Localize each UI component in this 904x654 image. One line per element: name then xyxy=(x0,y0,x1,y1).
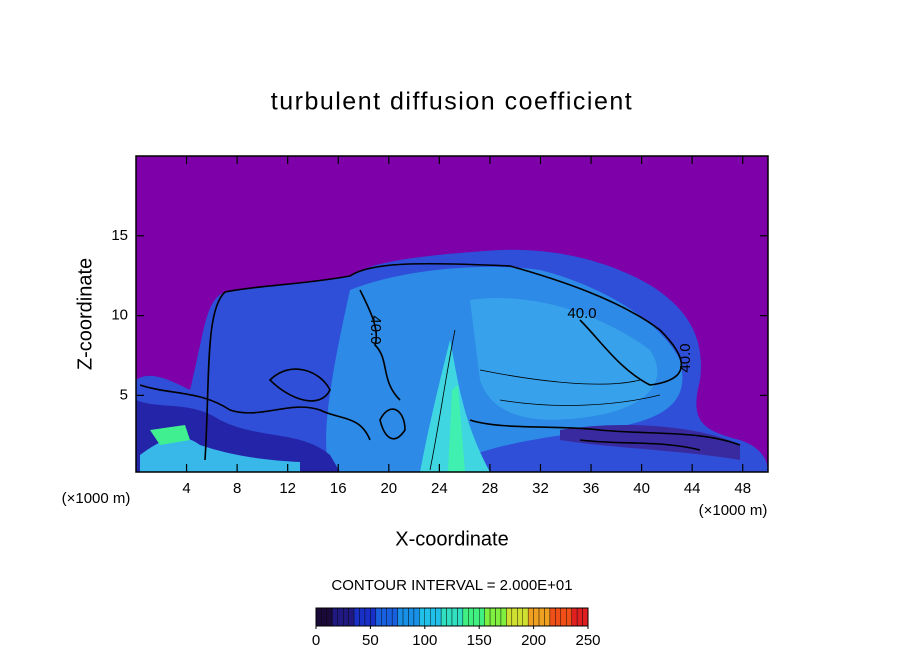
contour-label: 40.0 xyxy=(567,305,596,322)
colorbar-stripe xyxy=(462,607,469,627)
colorbar-stripe xyxy=(424,607,431,627)
colorbar-stripe xyxy=(571,607,578,627)
field-region xyxy=(448,385,465,472)
colorbar-stripe xyxy=(468,607,474,627)
field xyxy=(136,156,768,472)
colorbar-stripe xyxy=(402,607,409,627)
colorbar-stripe xyxy=(527,607,534,627)
colorbar-stripe xyxy=(364,607,371,627)
colorbar-stripe xyxy=(560,607,567,627)
field-region xyxy=(470,298,658,420)
x-tick-label: 40 xyxy=(633,480,650,497)
colorbar-tick-label: 0 xyxy=(312,632,320,649)
y-tick-label: 15 xyxy=(111,227,128,244)
colorbar-stripe xyxy=(332,607,338,627)
colorbar-tick-label: 200 xyxy=(521,632,546,649)
colorbar-stripe xyxy=(576,607,583,627)
colorbar-stripe xyxy=(506,607,513,627)
colorbar-stripe xyxy=(435,607,442,627)
field-region xyxy=(140,437,300,472)
x-tick-label: 44 xyxy=(684,480,701,497)
colorbar-stripe xyxy=(430,607,436,627)
colorbar-stripe xyxy=(511,607,518,627)
x-axis-label: X-coordinate xyxy=(395,528,508,550)
colorbar-stripe xyxy=(326,607,333,627)
colorbar-stripe xyxy=(566,607,572,627)
colorbar-stripe xyxy=(538,607,545,627)
colorbar-stripe xyxy=(343,607,349,627)
colorbar-stripe xyxy=(348,607,355,627)
x-unit: (×1000 m) xyxy=(699,502,768,519)
colorbar-title: CONTOUR INTERVAL = 2.000E+01 xyxy=(331,577,572,594)
x-tick-label: 16 xyxy=(330,480,347,497)
contour-label: 40.0 xyxy=(367,315,384,344)
colorbar-stripe xyxy=(408,607,415,627)
colorbar-stripe xyxy=(353,607,360,627)
colorbar-stripe xyxy=(440,607,447,627)
colorbar-stripe xyxy=(375,607,382,627)
colorbar-stripe xyxy=(337,607,344,627)
colorbar-stripe xyxy=(522,607,529,627)
colorbar-stripe xyxy=(446,607,453,627)
colorbar-stripe xyxy=(555,607,561,627)
colorbar-tick-label: 50 xyxy=(362,632,379,649)
x-tick-label: 28 xyxy=(482,480,499,497)
x-tick-label: 20 xyxy=(380,480,397,497)
x-tick-label: 8 xyxy=(233,480,241,497)
plot-frame xyxy=(135,155,769,473)
colorbar-stripe xyxy=(484,607,491,627)
colorbar-stripe xyxy=(544,607,551,627)
colorbar-stripe xyxy=(419,607,425,627)
x-tick-label: 4 xyxy=(182,480,190,497)
colorbar-frame xyxy=(315,607,589,627)
colorbar-stripe xyxy=(457,607,464,627)
x-tick-label: 36 xyxy=(583,480,600,497)
colorbar-stripe xyxy=(370,607,377,627)
colorbar-tick-label: 100 xyxy=(412,632,437,649)
colorbar-stripe xyxy=(479,607,485,627)
colorbar-tick-label: 250 xyxy=(575,632,600,649)
colorbar-stripe xyxy=(500,607,507,627)
field-region xyxy=(150,425,190,445)
colorbar-tick-label: 150 xyxy=(467,632,492,649)
colorbar-stripe xyxy=(533,607,540,627)
colorbar-stripe xyxy=(495,607,502,627)
colorbar-stripe xyxy=(549,607,556,627)
colorbar-stripe xyxy=(413,607,420,627)
colorbar-stripe xyxy=(359,607,366,627)
colorbar-stripe xyxy=(473,607,480,627)
colorbar-stripe xyxy=(391,607,398,627)
colorbar-stripe xyxy=(315,607,322,627)
y-tick-label: 5 xyxy=(120,386,128,403)
colorbar-stripe xyxy=(582,607,589,627)
x-tick-label: 48 xyxy=(734,480,751,497)
x-tick-label: 12 xyxy=(279,480,296,497)
field-region xyxy=(560,425,740,460)
x-tick-label: 24 xyxy=(431,480,448,497)
y-axis-label: Z-coordinate xyxy=(74,258,96,370)
chart-title: turbulent diffusion coefficient xyxy=(271,88,633,116)
contour-label: 40.0 xyxy=(677,343,694,372)
colorbar-stripe xyxy=(451,607,458,627)
y-tick-label: 10 xyxy=(111,307,128,324)
colorbar-stripe xyxy=(489,607,496,627)
x-tick-label: 32 xyxy=(532,480,549,497)
colorbar-stripe xyxy=(386,607,393,627)
x-unit: (×1000 m) xyxy=(62,490,131,507)
colorbar-stripe xyxy=(321,607,328,627)
colorbar-stripe xyxy=(397,607,404,627)
colorbar-stripe xyxy=(517,607,523,627)
colorbar-stripe xyxy=(381,607,387,627)
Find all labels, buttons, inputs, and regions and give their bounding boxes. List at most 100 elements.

- [WORK INSTRUCTIONS] Can you reproduce word for word the lines of the material above, starting at the line containing "contour-label: 40.0 xyxy=(567,305,596,322)" and ending at the line containing "colorbar-stripe xyxy=(511,607,518,627)", with both of those lines included?

- [RESPONSE]
contour-label: 40.0 xyxy=(567,305,596,322)
colorbar-stripe xyxy=(462,607,469,627)
colorbar-stripe xyxy=(424,607,431,627)
colorbar-stripe xyxy=(571,607,578,627)
field-region xyxy=(448,385,465,472)
colorbar-stripe xyxy=(468,607,474,627)
field xyxy=(136,156,768,472)
colorbar-stripe xyxy=(402,607,409,627)
colorbar-stripe xyxy=(527,607,534,627)
colorbar-stripe xyxy=(364,607,371,627)
colorbar-stripe xyxy=(560,607,567,627)
field-region xyxy=(470,298,658,420)
x-tick-label: 40 xyxy=(633,480,650,497)
colorbar-tick-label: 0 xyxy=(312,632,320,649)
y-tick-label: 15 xyxy=(111,227,128,244)
colorbar-stripe xyxy=(332,607,338,627)
colorbar-tick-label: 200 xyxy=(521,632,546,649)
colorbar-stripe xyxy=(576,607,583,627)
colorbar-stripe xyxy=(506,607,513,627)
colorbar-stripe xyxy=(435,607,442,627)
field-region xyxy=(140,437,300,472)
x-tick-label: 44 xyxy=(684,480,701,497)
colorbar-stripe xyxy=(430,607,436,627)
colorbar-stripe xyxy=(511,607,518,627)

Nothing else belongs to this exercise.